▶ [What you should do]
Check every line in the records below for the word "title" and report how many have it, nothing more.

(Figure contents as structured data)
- - - -

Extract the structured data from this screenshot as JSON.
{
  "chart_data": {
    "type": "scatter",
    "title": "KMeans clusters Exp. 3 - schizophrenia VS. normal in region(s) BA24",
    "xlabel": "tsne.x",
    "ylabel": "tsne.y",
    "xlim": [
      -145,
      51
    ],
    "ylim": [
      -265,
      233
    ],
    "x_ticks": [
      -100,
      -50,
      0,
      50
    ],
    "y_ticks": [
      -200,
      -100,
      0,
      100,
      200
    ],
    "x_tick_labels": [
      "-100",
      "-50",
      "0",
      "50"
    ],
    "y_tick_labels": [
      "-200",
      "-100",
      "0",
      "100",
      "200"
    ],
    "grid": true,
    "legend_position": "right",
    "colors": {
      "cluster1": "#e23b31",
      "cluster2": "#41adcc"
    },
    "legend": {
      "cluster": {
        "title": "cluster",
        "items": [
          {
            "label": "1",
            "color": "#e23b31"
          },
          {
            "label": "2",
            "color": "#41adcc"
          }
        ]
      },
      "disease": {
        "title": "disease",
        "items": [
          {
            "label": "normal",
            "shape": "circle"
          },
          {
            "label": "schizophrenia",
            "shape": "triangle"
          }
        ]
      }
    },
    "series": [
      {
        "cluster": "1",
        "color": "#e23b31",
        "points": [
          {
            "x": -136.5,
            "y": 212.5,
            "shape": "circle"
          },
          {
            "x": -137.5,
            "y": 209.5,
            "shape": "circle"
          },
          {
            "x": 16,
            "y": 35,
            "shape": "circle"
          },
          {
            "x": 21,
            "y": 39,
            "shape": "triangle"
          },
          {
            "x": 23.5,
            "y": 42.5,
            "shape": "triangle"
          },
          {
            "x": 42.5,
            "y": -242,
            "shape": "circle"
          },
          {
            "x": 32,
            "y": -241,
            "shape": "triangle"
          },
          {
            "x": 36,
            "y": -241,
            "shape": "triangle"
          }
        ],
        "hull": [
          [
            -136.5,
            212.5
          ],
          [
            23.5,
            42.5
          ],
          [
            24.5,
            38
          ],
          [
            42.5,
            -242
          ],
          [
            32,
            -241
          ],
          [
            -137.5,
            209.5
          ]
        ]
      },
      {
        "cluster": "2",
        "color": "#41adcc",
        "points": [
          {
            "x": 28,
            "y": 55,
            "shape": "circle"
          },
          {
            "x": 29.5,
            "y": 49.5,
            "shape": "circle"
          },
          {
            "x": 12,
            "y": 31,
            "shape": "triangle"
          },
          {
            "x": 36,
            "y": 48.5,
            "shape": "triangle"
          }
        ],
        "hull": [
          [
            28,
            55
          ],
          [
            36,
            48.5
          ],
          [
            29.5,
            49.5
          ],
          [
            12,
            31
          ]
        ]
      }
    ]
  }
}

- - - -

▶ [Finished answer]
3